BEGIN DATA LINES

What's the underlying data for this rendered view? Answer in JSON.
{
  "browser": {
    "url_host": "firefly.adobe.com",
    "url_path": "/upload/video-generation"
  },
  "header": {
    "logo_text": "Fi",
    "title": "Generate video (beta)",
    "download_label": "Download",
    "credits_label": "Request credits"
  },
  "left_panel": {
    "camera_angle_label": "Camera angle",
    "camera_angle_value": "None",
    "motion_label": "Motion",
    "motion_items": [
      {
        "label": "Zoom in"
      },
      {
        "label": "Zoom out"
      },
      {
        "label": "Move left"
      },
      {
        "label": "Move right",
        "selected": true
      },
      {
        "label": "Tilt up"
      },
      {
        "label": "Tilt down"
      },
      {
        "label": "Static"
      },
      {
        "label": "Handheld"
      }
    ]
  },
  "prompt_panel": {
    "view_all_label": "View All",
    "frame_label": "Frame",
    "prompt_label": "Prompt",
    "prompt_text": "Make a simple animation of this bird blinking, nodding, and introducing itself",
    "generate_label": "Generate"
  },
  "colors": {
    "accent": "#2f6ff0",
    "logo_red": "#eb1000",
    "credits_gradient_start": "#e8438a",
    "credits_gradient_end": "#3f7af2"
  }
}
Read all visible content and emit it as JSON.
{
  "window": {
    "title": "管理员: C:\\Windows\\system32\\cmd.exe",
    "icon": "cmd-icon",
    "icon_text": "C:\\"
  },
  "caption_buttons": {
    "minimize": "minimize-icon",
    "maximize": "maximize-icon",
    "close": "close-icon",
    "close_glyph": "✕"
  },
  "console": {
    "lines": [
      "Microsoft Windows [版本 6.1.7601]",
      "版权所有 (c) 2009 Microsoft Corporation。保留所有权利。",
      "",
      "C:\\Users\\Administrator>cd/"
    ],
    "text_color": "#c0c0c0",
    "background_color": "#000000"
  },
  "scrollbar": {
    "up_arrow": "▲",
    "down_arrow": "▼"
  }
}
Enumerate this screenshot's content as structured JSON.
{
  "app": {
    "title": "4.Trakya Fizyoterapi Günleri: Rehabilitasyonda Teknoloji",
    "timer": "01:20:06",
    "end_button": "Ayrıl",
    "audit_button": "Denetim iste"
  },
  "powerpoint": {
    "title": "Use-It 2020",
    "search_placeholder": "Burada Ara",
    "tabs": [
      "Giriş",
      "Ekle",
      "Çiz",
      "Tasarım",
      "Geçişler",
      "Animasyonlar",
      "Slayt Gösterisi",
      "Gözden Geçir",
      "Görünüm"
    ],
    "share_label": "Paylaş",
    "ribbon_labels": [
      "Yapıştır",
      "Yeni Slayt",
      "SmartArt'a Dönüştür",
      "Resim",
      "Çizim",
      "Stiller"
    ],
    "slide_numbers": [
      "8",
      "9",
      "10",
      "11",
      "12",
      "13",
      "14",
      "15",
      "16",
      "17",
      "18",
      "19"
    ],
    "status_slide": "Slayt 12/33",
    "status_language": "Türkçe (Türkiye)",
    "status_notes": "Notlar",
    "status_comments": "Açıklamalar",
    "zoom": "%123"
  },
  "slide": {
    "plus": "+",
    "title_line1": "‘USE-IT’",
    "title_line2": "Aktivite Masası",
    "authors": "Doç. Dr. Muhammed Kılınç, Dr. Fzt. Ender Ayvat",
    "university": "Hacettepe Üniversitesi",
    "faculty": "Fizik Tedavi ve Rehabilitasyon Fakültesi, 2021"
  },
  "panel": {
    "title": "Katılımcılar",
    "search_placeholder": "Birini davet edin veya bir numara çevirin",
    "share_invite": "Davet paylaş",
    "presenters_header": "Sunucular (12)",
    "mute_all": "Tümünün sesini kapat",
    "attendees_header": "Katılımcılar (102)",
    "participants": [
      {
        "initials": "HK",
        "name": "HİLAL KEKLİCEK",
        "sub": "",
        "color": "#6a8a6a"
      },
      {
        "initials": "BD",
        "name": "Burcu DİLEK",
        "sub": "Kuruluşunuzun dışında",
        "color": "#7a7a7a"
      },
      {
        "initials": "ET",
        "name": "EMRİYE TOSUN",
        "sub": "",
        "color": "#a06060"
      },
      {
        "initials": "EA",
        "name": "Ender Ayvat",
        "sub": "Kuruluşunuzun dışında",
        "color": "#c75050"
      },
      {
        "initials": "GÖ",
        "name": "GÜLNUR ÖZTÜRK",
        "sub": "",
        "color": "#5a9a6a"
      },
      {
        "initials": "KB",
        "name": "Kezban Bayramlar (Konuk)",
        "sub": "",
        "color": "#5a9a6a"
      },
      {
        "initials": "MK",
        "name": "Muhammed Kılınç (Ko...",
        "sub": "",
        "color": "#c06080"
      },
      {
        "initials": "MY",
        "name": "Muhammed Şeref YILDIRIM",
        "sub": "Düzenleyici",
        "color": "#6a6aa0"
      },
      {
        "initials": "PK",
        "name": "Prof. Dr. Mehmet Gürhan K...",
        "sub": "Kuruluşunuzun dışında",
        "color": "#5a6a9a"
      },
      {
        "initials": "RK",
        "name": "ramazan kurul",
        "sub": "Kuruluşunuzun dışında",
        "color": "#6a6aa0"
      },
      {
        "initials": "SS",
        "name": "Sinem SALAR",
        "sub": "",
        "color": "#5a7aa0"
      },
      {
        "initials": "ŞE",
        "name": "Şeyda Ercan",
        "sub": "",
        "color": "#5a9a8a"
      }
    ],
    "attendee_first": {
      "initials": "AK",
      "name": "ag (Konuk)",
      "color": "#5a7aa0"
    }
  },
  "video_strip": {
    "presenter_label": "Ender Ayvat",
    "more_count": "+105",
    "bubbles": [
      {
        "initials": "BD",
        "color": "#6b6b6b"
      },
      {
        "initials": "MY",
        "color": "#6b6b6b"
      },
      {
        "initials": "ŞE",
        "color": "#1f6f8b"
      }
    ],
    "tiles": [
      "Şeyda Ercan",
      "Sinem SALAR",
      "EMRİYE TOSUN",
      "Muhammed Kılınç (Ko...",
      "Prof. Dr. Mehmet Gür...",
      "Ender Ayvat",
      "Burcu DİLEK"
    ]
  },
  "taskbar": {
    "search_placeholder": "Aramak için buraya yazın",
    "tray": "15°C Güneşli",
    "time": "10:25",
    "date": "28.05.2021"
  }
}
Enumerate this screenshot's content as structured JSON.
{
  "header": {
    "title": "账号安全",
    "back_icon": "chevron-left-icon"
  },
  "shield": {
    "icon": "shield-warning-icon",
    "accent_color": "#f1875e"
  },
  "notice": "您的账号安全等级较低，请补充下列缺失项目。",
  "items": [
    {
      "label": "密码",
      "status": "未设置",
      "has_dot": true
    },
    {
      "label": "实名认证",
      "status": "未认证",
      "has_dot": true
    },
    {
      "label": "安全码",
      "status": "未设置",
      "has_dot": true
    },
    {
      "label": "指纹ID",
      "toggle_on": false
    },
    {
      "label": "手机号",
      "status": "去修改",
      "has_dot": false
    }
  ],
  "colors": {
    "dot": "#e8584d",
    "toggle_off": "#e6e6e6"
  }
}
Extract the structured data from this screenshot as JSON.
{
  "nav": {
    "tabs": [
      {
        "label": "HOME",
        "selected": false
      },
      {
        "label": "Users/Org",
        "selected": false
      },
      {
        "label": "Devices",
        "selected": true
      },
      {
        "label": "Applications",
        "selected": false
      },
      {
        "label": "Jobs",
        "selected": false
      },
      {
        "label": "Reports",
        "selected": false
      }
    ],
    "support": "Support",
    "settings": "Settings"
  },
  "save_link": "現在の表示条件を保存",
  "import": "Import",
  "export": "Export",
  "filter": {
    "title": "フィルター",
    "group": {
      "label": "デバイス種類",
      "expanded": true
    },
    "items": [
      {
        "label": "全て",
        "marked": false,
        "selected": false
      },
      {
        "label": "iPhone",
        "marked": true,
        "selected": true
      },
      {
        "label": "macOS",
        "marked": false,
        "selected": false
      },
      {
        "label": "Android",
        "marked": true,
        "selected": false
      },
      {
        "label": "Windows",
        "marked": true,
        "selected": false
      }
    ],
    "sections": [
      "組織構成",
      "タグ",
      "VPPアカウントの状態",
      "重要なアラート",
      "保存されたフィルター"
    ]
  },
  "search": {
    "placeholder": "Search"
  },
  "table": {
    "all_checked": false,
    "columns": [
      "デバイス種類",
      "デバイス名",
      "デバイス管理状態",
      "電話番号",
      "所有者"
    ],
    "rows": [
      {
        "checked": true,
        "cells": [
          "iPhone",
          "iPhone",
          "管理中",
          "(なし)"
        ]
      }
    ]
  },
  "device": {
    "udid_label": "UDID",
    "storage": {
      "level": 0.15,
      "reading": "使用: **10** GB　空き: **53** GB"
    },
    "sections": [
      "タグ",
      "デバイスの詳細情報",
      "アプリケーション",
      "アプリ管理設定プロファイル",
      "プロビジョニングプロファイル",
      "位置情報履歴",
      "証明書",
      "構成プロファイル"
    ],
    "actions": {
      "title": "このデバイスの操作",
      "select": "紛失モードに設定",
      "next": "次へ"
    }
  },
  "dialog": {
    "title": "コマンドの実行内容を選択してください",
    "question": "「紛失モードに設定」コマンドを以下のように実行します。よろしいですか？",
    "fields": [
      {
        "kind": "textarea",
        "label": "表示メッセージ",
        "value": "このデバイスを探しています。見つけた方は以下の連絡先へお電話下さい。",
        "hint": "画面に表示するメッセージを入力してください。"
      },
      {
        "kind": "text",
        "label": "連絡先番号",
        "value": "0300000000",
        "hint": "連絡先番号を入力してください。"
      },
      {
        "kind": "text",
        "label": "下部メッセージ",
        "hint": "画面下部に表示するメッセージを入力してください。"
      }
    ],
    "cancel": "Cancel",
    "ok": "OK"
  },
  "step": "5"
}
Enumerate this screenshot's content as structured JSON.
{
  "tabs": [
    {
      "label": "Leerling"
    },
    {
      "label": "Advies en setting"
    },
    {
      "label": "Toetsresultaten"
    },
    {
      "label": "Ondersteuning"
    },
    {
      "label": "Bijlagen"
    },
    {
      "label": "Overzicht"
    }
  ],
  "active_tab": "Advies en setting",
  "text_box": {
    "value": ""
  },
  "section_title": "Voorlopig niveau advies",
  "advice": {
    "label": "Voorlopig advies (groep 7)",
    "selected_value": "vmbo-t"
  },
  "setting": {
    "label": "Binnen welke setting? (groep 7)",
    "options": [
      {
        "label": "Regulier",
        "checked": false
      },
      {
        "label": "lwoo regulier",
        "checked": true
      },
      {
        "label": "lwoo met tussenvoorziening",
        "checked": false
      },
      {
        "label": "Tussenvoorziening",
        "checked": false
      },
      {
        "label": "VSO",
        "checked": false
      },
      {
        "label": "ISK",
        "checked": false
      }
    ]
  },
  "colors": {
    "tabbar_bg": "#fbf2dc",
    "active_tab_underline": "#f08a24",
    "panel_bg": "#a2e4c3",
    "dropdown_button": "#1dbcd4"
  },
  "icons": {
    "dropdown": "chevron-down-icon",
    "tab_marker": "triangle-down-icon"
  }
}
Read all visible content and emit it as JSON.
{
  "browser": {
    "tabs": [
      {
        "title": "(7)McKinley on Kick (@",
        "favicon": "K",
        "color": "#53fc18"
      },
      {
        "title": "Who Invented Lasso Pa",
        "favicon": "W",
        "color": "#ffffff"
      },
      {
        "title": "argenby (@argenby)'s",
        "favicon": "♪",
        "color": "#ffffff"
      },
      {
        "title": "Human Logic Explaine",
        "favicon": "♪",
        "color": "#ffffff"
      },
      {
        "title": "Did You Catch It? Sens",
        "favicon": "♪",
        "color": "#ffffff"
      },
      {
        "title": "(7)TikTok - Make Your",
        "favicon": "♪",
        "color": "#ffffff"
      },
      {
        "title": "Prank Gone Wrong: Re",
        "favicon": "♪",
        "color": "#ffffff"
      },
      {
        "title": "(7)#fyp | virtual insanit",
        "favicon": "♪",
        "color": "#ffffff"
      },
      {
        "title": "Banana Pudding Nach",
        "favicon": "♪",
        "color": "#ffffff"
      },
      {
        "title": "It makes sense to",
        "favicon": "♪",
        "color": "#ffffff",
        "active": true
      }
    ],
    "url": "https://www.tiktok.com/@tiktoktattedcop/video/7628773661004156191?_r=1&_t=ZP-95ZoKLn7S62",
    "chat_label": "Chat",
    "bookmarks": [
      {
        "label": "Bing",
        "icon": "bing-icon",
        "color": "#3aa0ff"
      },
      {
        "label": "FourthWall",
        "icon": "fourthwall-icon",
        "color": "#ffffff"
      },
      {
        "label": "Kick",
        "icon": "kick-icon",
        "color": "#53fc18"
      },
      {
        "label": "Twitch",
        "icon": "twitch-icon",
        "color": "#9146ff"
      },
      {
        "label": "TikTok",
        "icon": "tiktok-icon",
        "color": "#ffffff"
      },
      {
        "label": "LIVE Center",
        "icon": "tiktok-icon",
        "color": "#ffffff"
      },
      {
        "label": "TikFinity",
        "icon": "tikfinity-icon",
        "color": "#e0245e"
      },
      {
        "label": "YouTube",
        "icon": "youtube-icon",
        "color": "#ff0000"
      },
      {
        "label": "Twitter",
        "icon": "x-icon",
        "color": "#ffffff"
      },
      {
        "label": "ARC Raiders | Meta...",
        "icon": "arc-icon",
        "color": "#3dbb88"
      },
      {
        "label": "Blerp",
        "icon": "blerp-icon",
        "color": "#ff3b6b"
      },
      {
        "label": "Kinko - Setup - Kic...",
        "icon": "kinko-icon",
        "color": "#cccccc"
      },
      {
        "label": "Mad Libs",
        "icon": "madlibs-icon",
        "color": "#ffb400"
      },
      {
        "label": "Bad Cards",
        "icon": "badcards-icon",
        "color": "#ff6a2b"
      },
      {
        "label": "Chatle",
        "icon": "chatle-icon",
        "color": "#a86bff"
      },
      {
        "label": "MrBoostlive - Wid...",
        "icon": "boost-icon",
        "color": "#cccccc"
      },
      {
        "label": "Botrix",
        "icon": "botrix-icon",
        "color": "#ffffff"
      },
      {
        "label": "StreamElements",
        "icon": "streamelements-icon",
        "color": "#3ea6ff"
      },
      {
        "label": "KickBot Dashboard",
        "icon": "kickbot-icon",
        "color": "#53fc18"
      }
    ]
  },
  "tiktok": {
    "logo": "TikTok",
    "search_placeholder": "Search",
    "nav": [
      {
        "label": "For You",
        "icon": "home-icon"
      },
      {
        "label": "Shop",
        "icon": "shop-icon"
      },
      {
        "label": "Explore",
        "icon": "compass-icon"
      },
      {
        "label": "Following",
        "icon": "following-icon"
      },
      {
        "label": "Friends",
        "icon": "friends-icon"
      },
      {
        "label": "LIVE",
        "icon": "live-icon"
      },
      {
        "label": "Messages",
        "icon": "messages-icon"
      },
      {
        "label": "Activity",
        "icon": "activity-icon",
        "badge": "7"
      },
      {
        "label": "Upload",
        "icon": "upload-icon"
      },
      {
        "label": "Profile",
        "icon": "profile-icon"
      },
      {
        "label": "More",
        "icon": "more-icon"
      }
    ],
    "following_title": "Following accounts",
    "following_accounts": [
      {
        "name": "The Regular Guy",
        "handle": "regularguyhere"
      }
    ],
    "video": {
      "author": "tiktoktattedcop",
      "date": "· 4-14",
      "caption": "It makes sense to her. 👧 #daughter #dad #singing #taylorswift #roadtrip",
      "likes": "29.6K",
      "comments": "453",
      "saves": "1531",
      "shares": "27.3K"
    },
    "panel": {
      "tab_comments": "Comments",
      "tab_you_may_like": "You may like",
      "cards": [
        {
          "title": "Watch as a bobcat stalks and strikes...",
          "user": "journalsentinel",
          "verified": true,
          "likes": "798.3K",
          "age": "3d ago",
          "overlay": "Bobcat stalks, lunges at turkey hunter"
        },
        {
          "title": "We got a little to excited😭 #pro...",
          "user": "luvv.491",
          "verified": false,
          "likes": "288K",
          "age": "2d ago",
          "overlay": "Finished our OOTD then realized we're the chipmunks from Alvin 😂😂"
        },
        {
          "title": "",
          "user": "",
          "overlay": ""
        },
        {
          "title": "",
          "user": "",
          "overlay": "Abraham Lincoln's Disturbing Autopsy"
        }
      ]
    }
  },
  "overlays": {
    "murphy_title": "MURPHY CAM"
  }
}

END DATA LINES

Copy all lines from the material that hold "stalks".

» TASK ANSWER:
          "title": "Watch as a bobcat stalks and strikes...",
          "overlay": "Bobcat stalks, lunges at turkey hunter"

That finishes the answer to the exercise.